▸ **Problems to work on**:
1: Please copy out the part of the Flagler unemployment article that opens with the words containing "Flagler Unemployment Ticks" and closes with "people with jobs.".
2: Name every U.S. state that the Flagler unemployment article mentions.
3: Extend the Flagler unemployment article beyond its final paragraph.

======== Passage shown

Flagler Unemployment Ticks Up to 8.6% as Labor Force Surges By 2% And Jobs Increase
FlaglerLive | June 20, 2014
Flagler’s unemployment rate in May ticked up slightly to 8.6 percent, from 8.3, but the increase was largely due to a large influx of workers into the labor force, which grew by 727 people over the month, or 2 percent, to 36,068. Flagler County residents with jobs increased by 550, a 1.7 percent improvement over the previous month, for a total of 32,952 people with jobs.
Unemployment in the county remains high relative to the rest of the state, with Flagler again ranking second only to Hendry County in unemployment rate. The number of people without jobs increased by 177, to 3,116, but that figure, too, is driven in large part by the renewed interest in people to rejoin the labor force–or to move to Flagler County. The slightly higher unemployment rate, in other words, masks more positive underlying trends.
Florida’s unemployment rate in May increased by a decimal point, to 6.3 percent, and now matches the national unemployment rate. Net jobs actually decreased by 17,900 in the state, in a labor force of 9.6 million people. Some 606,000 Floridians are out of work, and 7.76 million are employed, according to figures released by the state’s labor department Friday.
More positive monthly jobs announcement are usually preceded by advance notice on the governor’s Twitter feed or revealed at a special speaking engagement. Not today. The announcement was limited to the state’s official release at the labor department, which terms itself the Department of Economic Opportunity. The day’s numbers contrasted somewhat with a focus of the Scott administration on job creation–a focus he’s underscored in campaign commercials.
“Long-term trends demonstrate that Florida’s poised for success,” Scott said in a news release. “Private sector job trends have been on the rise for over three years, our unemployment rate has declined or remained steady for 43 of the last 45 months, and for the fifth month in a row our labor force has grown. Florida’s had an amazing turnaround, and we have to continue working everyday to create jobs for families.”
The News Service of Florida reports that U.S. Department of Labor’s Bureau of Labor Statistics reported that the largest over-the-month decrease in employment — 17,900 jobs — occurred in Florida, which was followed by Arizona and Illinois. The largest over-the-month increases in employment occurred in Texas, Pennsylvania, and New York.

================
======== Dataset

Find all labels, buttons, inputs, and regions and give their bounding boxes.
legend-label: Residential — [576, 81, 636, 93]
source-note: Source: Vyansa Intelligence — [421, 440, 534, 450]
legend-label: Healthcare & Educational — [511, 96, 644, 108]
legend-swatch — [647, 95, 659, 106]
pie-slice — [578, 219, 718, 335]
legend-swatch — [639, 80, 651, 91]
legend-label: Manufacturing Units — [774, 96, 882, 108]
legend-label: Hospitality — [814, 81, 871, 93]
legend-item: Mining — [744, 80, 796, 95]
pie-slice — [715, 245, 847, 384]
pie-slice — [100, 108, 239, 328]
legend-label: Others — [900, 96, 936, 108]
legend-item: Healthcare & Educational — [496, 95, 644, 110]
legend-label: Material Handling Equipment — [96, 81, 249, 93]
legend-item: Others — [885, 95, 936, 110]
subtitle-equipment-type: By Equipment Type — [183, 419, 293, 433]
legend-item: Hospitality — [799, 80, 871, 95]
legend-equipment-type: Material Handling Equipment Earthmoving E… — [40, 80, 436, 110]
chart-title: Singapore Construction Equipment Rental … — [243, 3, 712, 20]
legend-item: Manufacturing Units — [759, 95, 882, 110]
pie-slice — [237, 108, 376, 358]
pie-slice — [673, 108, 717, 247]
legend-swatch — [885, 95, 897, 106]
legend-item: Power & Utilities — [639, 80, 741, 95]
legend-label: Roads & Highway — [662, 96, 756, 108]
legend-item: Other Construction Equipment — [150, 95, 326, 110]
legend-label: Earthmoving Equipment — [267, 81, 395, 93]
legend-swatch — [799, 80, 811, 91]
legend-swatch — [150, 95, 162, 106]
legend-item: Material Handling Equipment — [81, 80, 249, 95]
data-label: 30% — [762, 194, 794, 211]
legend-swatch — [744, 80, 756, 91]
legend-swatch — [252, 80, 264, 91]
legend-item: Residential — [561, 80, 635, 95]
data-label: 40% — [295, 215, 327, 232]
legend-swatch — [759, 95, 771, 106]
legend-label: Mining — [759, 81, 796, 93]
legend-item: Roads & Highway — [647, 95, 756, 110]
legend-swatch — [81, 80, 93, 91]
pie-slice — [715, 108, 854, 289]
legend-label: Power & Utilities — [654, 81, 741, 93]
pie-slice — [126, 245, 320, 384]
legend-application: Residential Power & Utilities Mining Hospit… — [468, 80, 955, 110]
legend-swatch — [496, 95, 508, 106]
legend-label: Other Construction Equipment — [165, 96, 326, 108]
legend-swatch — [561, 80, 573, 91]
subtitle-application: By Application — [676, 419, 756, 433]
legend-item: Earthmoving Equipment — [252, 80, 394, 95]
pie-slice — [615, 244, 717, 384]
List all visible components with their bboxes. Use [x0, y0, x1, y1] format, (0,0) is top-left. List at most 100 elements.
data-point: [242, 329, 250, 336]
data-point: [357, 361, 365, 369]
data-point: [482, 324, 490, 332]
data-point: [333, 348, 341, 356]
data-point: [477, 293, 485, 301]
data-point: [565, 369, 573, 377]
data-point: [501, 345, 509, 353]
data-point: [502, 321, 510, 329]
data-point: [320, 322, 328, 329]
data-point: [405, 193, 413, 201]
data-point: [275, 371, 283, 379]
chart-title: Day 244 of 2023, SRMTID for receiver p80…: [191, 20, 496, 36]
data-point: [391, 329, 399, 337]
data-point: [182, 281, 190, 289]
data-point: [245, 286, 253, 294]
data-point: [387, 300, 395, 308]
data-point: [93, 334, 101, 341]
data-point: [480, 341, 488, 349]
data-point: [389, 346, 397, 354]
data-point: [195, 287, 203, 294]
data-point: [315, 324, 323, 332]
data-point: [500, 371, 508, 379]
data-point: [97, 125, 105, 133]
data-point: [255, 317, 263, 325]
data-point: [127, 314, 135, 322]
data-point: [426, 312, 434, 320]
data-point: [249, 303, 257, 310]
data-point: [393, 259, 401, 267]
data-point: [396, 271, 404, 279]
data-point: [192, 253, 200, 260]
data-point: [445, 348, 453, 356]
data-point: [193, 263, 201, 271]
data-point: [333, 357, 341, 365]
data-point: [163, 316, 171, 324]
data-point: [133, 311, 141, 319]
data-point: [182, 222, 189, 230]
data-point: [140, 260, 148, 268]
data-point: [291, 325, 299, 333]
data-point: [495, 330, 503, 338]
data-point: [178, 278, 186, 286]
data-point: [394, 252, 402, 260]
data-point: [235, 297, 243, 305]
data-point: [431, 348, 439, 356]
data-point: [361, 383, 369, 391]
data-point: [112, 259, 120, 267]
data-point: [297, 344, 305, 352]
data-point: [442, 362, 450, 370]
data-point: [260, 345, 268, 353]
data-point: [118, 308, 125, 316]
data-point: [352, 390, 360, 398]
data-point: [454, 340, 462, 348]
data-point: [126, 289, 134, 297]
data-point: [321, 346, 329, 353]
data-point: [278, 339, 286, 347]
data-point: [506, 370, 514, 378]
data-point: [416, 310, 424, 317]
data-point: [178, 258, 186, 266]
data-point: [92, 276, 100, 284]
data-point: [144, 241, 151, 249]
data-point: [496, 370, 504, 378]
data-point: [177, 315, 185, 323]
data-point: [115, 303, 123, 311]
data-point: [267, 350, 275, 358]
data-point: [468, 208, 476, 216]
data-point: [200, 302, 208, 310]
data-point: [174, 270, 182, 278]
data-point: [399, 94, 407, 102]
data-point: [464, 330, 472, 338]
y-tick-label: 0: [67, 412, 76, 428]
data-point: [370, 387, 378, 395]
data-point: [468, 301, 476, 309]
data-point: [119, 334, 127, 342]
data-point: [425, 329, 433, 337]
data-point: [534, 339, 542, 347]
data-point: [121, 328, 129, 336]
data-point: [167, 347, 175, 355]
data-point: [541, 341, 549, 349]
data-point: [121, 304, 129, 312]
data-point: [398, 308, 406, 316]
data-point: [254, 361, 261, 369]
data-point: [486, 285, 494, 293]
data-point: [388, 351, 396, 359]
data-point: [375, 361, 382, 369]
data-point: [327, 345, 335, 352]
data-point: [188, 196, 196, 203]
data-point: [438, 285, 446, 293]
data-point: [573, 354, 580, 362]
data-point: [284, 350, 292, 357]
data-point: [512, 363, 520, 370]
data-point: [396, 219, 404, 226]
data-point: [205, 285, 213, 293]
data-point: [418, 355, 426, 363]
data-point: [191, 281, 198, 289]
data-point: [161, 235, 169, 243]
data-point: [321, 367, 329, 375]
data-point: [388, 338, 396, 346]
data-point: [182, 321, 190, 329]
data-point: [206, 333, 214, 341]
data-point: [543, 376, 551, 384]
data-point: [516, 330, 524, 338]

================

▸ **Task answers**:
1:
Flagler Unemployment Ticks Up to 8.6% as Labor Force Surges By 2% And Jobs Increase
FlaglerLive | June 20, 2014
Flagler’s unemployment rate in May ticked up slightly to 8.6 percent, from 8.3, but the increase was largely due to a large influx of workers into the labor force, which grew by 727 people over the month, or 2 percent, to 36,068. Flagler County residents with jobs increased by 550, a 1.7 percent improvement over the previous month, for a total of 32,952 people with jobs.

2: Florida, Arizona, Illinois, Texas, Pennsylvania, New York

3:
But Flagler County had a better month than Florida.
Career Source Flagler-Volusia released the following summary:
The unemployment rate in the FlaglerVolusia region was 6.3 percent in May 2014. The May 2014 rate was 1.4 percentage points lower than the region’s year-ago rate of 7.7 percent, while 0.2 percentage point above the May 2014 state rate of 6.1 percent. Out of a labor force of 292,299, there were 18,454 unemployed residents in the region.
Nonagricultural employment in the Palm Coast metro area–comprising all of Flagler County–was 20,900 in May. Total nonagricultural employment was up 300 jobs (+1.5 percent) over the year. Statewide, employment increased by 2.9 percent over the same time period.
The three industries that gained jobs over the year were leisure and hospitality (+300 jobs); trade, transportation, and utilities (+100 jobs); and mining, logging, and construction (+100 jobs). The industries losing jobs over the year were government and professional and business services (-100 jobs each). Education and health services, other services, information, financial activities, and manufacturing were unchanged over the year.
Employment growth in leisure and hospitality (+8.6 percent) was faster in the metro area than the state. The Palm Coast metro area had the second highest annual employment growth rate in leisure and hospitality of all of the metro areas in the state (+8.6 percent), suggesting that the county’s Tourist Development Council’s strategy of the last couple of years has been paying dividends.